_Provided text:_

────

Los Angeles

The ShakeAlert App is Making Changes. Here's What You Need to Know

ShakeAlert LA warnings are issued for all quakes, including aftershocks, of magnitude-4.5 or greater in Los Angeles County.

What to Know

  • The ShakeAlert is designed to provide at least a few seconds of warning before the shaking starts.
  • The alert includes a sound and message that indicates the anticipated intensity level.
  • After Wednesday, ShakeAlert warnings will be issued for all quakes, including aftershocks, of magnitude-4.5 or greater.

You may recall that after a major Fourth of July earthquake, and subsequent temblors in the following days, that many criticized the ShakeAlertLA app for not notifying residents that a large one was coming. 

It was the strongest quake the region had felt in 20 years

After the criticism, Mayor Eric Garcetti and the U.S. Geological Survey announced changes, lowering the threshold, so more quakes at a lower magnitude will be detected.

Click here to download the ShakeAlertLA app for iPhones.

Click here for Android devices.

It wasn't that the app didn't detect the earthquakes — the app was set to detect quakes at a magnitude of 5.0 or greater.

────

_Stored data:_

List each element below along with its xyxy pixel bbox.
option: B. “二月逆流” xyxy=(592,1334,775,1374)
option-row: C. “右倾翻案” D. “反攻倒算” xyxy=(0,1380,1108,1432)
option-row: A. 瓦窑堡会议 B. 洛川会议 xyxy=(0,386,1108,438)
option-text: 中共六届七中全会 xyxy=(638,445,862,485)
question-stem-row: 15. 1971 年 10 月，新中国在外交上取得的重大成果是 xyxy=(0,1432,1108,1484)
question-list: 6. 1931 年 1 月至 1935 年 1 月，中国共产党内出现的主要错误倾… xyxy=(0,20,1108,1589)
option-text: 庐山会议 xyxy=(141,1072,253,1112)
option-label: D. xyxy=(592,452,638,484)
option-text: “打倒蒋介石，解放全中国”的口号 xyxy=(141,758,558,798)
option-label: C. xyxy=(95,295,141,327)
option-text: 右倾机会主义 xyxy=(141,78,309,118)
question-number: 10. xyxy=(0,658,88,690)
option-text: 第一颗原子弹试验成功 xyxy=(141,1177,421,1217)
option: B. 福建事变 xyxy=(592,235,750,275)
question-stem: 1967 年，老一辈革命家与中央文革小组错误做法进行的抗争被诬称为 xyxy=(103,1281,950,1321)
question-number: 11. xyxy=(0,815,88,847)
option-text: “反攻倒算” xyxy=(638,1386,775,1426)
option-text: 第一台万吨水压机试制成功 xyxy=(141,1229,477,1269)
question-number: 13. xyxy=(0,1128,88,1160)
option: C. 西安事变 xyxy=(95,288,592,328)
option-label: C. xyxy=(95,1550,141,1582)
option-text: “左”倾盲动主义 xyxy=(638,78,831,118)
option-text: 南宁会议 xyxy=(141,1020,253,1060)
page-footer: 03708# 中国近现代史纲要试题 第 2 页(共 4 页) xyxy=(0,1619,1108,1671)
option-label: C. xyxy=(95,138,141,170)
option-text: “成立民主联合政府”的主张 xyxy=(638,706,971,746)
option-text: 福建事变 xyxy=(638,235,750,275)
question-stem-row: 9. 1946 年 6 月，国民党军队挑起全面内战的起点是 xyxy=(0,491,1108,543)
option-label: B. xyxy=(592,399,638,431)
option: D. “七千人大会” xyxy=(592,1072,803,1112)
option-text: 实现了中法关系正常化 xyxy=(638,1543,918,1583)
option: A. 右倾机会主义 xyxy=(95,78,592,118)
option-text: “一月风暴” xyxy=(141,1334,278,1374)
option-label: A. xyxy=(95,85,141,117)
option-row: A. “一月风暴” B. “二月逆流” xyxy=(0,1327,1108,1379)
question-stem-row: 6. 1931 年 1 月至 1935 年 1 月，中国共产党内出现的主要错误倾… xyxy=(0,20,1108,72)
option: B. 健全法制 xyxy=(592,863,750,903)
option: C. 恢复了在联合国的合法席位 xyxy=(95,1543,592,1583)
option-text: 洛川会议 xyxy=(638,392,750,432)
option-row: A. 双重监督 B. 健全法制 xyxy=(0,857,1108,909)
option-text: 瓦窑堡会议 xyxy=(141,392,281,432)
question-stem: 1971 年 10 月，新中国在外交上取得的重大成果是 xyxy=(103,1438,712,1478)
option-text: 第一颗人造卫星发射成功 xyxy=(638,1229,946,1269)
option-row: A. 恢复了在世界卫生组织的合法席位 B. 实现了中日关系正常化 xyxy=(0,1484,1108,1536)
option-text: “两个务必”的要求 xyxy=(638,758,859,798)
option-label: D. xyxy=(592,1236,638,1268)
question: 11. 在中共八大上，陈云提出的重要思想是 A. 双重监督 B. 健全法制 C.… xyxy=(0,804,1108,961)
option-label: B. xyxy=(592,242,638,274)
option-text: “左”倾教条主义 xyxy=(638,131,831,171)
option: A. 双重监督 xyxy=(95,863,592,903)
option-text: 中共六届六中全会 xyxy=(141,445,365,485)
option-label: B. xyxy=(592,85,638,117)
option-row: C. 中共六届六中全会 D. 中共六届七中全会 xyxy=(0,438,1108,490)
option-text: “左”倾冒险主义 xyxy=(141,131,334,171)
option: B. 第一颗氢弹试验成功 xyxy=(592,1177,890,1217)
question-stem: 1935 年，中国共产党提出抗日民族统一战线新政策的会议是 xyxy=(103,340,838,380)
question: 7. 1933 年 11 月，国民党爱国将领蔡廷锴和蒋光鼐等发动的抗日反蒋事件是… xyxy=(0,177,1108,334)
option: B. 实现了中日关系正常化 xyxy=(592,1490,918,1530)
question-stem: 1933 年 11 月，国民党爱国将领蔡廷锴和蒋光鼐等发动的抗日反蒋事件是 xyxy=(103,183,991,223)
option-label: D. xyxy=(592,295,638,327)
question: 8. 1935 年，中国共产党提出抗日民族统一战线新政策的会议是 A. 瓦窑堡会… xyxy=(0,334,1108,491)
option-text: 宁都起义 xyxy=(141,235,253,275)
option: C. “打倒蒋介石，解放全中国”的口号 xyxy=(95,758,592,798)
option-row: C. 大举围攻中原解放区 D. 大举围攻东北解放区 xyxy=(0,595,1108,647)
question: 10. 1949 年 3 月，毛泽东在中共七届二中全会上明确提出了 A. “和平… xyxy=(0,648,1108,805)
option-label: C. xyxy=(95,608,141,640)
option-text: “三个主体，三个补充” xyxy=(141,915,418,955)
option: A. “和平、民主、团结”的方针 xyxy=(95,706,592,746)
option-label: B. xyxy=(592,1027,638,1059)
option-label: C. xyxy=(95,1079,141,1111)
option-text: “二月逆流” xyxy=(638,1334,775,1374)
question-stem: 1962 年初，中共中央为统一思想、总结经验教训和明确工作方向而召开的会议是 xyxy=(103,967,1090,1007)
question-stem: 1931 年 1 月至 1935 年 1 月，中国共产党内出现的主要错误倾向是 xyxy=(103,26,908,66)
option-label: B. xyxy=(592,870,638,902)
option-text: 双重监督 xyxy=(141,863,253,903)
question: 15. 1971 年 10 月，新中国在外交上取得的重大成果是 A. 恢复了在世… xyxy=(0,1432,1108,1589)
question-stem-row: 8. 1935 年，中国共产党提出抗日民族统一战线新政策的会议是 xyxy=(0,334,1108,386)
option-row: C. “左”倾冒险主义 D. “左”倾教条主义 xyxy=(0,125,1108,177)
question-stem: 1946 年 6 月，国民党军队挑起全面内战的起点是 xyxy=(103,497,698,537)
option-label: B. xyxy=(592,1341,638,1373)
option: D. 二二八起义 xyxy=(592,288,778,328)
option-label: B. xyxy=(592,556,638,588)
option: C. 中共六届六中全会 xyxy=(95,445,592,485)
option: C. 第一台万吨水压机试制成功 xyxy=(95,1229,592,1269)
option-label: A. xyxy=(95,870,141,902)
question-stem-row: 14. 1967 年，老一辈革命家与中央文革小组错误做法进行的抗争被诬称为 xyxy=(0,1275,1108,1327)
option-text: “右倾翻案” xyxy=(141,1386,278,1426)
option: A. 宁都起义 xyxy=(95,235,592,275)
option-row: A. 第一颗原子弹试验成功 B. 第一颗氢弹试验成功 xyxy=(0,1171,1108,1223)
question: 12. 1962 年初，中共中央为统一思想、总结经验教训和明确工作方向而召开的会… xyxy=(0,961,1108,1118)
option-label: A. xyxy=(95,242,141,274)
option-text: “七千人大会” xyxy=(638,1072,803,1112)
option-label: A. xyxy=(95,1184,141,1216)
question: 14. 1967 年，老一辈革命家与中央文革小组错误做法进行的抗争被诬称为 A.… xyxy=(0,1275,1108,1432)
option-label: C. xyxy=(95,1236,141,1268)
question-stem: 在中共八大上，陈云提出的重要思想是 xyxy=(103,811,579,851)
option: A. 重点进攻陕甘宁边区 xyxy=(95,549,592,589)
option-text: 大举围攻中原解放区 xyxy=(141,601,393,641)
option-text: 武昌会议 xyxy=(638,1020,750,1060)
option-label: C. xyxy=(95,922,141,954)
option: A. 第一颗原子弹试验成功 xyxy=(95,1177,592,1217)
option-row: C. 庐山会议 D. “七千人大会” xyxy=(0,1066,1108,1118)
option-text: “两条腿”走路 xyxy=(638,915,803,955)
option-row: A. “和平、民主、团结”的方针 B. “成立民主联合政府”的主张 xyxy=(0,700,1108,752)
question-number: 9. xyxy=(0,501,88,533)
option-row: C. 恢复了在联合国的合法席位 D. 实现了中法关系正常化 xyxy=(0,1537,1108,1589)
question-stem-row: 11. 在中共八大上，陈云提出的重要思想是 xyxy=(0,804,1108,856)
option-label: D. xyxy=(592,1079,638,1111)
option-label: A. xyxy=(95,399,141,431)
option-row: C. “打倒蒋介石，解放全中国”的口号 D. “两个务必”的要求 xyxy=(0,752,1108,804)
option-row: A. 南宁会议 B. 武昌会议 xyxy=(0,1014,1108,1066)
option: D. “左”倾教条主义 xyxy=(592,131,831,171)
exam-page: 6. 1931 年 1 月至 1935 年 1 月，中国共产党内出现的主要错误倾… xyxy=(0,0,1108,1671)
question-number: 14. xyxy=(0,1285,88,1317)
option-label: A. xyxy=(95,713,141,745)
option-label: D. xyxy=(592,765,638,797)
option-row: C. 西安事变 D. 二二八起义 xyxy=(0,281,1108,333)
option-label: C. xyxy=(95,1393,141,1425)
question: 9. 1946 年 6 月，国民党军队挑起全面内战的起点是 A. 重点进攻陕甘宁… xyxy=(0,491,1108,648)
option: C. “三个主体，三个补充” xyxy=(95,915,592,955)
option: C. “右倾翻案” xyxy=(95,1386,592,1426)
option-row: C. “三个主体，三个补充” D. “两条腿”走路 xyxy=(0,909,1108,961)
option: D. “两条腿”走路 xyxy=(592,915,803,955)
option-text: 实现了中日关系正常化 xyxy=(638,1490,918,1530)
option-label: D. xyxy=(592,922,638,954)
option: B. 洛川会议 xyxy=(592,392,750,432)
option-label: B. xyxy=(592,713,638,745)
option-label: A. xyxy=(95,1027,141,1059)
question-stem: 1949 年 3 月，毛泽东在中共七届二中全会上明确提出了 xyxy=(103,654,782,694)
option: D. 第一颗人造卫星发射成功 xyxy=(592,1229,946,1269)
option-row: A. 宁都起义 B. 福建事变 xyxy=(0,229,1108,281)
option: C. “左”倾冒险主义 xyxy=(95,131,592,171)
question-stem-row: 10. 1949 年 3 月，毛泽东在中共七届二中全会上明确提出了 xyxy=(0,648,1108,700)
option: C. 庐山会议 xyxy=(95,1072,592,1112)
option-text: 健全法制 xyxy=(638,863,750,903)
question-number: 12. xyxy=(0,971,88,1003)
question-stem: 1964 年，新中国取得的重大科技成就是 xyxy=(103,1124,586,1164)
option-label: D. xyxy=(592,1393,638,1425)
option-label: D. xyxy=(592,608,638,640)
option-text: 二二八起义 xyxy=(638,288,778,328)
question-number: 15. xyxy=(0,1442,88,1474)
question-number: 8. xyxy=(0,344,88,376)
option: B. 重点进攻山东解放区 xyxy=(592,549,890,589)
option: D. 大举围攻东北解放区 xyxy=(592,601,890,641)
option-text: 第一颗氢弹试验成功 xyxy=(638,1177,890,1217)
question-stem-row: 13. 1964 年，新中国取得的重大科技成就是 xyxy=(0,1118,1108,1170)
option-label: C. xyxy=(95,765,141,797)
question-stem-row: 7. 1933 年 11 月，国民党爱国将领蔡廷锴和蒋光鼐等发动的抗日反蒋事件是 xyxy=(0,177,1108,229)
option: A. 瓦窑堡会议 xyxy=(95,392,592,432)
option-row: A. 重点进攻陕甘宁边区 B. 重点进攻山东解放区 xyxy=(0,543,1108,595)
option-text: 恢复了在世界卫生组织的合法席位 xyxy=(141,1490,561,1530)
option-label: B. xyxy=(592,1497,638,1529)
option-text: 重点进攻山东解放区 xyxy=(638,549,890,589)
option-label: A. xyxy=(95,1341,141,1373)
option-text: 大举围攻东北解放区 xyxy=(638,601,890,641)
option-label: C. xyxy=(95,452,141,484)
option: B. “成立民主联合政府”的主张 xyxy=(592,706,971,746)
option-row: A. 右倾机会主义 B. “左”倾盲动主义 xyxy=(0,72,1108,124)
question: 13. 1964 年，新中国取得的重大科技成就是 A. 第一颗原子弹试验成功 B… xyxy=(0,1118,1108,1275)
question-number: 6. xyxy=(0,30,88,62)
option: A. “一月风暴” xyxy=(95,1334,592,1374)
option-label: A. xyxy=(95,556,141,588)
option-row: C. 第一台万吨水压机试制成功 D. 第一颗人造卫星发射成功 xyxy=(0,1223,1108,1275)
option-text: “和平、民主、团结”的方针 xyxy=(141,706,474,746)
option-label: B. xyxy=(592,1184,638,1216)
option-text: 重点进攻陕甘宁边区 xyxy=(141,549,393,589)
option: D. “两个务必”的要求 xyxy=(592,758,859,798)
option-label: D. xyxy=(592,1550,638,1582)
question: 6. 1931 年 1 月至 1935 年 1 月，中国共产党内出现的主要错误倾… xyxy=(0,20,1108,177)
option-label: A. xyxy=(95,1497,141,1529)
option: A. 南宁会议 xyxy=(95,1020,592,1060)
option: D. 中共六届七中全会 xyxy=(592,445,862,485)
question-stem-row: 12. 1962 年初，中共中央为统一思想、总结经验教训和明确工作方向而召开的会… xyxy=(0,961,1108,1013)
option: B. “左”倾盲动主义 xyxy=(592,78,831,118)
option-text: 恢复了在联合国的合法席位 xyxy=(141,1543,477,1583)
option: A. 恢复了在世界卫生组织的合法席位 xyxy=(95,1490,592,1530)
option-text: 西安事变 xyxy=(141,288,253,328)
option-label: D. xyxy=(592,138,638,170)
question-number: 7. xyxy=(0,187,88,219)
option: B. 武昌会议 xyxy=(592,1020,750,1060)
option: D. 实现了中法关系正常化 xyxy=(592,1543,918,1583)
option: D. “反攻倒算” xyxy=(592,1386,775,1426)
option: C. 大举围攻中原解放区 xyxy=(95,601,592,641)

────

_Work task 1:_ Translate this sentence from the ShakeAlert article into Spanish: "The ShakeAlert is designed to provide at least a few seconds of warning before the shaking starts."
_Work task 2:_ Print the stretch of the ShakeAlert article from "It was the strongest" through "5.0 or greater.", copying it word for word.

_Reply 1:_ ShakeAlert está diseñada para dar al menos unos segundos de aviso antes de que empiece el temblor.

_Reply 2:_
It was the strongest quake the region had felt in 20 years

After the criticism, Mayor Eric Garcetti and the U.S. Geological Survey announced changes, lowering the threshold, so more quakes at a lower magnitude will be detected.

Click here to download the ShakeAlertLA app for iPhones.

Click here for Android devices.

It wasn't that the app didn't detect the earthquakes — the app was set to detect quakes at a magnitude of 5.0 or greater.